# START OF INPUT ROWS

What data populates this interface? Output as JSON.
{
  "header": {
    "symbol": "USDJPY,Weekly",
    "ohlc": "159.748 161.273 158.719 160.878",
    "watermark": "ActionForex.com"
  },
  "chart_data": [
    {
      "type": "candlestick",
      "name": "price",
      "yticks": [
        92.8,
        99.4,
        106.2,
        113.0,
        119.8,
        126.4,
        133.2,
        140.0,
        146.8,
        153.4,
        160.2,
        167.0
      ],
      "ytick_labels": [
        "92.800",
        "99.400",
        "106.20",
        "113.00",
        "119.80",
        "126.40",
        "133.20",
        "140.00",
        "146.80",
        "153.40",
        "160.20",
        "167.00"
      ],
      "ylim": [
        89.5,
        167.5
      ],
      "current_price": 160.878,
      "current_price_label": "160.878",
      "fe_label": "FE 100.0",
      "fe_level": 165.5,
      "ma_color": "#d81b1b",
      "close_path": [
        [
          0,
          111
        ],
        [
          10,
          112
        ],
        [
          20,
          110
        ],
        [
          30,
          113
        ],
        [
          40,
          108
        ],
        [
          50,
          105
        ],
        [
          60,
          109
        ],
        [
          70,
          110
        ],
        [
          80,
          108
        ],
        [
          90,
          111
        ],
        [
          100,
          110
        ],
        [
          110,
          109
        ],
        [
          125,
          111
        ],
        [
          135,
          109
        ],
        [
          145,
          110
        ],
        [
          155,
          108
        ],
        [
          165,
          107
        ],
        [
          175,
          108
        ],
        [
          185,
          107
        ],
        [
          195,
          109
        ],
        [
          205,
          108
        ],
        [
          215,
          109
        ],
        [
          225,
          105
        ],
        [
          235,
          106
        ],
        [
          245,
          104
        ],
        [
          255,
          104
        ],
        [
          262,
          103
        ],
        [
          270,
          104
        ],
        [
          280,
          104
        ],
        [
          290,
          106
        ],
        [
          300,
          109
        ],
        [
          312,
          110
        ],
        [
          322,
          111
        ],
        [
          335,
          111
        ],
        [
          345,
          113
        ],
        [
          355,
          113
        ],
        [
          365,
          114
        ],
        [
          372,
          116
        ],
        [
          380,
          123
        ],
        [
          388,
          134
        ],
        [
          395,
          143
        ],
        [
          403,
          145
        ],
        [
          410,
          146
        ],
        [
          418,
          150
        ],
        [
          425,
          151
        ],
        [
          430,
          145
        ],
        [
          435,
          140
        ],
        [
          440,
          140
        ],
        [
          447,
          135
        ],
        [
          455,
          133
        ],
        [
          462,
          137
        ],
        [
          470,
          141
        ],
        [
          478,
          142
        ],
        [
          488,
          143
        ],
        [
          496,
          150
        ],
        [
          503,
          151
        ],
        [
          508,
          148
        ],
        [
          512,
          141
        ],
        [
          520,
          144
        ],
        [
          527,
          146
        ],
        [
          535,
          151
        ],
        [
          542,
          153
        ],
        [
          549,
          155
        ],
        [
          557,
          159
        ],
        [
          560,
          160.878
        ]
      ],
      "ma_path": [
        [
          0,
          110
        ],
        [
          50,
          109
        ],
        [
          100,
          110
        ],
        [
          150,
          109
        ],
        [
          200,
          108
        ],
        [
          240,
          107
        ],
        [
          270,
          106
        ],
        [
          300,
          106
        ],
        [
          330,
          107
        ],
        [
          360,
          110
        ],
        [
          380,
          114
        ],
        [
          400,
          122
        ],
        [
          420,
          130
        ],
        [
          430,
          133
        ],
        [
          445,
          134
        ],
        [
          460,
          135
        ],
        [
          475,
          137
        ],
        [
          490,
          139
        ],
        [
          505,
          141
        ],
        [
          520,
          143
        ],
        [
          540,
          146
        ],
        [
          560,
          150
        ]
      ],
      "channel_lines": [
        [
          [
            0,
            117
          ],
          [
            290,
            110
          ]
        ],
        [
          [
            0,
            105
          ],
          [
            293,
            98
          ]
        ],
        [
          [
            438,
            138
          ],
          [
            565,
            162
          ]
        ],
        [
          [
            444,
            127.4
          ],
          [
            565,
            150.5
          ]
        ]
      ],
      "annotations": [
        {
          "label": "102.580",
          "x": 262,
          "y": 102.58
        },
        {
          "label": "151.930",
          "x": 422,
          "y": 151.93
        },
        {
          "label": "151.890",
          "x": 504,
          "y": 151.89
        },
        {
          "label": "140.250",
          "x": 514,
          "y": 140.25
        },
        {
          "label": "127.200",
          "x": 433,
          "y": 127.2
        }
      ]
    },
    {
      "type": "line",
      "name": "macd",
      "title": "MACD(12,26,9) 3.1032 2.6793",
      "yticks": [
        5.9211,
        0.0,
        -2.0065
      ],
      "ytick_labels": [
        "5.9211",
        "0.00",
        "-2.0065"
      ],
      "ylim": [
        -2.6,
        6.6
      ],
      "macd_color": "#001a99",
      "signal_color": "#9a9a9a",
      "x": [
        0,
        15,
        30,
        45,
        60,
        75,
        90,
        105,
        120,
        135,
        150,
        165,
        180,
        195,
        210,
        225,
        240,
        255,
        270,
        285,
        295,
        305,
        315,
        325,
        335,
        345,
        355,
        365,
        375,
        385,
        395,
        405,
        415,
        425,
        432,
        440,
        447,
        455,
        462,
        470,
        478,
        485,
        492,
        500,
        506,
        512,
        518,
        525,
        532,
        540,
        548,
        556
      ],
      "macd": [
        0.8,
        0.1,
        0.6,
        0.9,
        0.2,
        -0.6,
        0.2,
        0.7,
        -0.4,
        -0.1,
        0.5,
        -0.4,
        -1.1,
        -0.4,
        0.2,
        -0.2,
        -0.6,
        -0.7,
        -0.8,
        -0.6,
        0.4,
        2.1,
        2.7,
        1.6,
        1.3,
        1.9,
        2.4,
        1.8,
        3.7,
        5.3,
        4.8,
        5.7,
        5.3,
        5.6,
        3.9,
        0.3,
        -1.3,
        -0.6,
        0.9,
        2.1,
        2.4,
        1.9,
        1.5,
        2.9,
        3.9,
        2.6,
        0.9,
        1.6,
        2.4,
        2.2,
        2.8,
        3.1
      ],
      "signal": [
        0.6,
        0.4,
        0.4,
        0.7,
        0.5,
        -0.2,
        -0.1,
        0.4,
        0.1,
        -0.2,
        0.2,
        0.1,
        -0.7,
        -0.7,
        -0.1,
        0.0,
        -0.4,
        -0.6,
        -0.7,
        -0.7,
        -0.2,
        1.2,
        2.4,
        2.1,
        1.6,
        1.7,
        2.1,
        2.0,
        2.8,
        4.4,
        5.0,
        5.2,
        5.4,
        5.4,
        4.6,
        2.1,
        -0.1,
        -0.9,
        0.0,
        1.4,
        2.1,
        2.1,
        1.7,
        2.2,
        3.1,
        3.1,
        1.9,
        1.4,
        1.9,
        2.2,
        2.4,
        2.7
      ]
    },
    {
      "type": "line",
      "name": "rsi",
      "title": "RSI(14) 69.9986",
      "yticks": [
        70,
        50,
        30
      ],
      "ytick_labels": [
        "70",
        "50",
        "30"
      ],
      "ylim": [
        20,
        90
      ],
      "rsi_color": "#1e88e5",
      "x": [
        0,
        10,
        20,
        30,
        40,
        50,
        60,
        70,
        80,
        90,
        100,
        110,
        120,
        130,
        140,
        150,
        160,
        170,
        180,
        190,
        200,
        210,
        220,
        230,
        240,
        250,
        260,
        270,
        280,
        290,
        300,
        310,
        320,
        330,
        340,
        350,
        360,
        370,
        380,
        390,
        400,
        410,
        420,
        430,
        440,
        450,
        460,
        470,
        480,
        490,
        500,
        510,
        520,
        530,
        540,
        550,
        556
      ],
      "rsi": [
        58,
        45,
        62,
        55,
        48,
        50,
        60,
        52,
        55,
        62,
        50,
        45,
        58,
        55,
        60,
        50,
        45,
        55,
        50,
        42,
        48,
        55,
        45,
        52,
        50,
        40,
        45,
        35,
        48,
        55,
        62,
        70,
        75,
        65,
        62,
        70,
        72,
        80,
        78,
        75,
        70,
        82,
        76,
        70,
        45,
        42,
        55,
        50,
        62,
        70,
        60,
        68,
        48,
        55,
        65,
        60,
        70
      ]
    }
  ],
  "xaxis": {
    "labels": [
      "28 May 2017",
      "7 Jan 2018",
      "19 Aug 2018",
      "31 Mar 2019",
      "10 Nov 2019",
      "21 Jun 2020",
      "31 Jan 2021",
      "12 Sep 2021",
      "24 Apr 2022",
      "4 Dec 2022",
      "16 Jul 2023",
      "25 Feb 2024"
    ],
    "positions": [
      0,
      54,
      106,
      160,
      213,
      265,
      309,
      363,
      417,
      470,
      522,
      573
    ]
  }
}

# END OF INPUT ROWS

STATED EXERCISE: Return all the lines that contain the string "title".

RESULT OF THE TASK:
      "title": "MACD(12,26,9) 3.1032 2.6793",
      "title": "RSI(14) 69.9986",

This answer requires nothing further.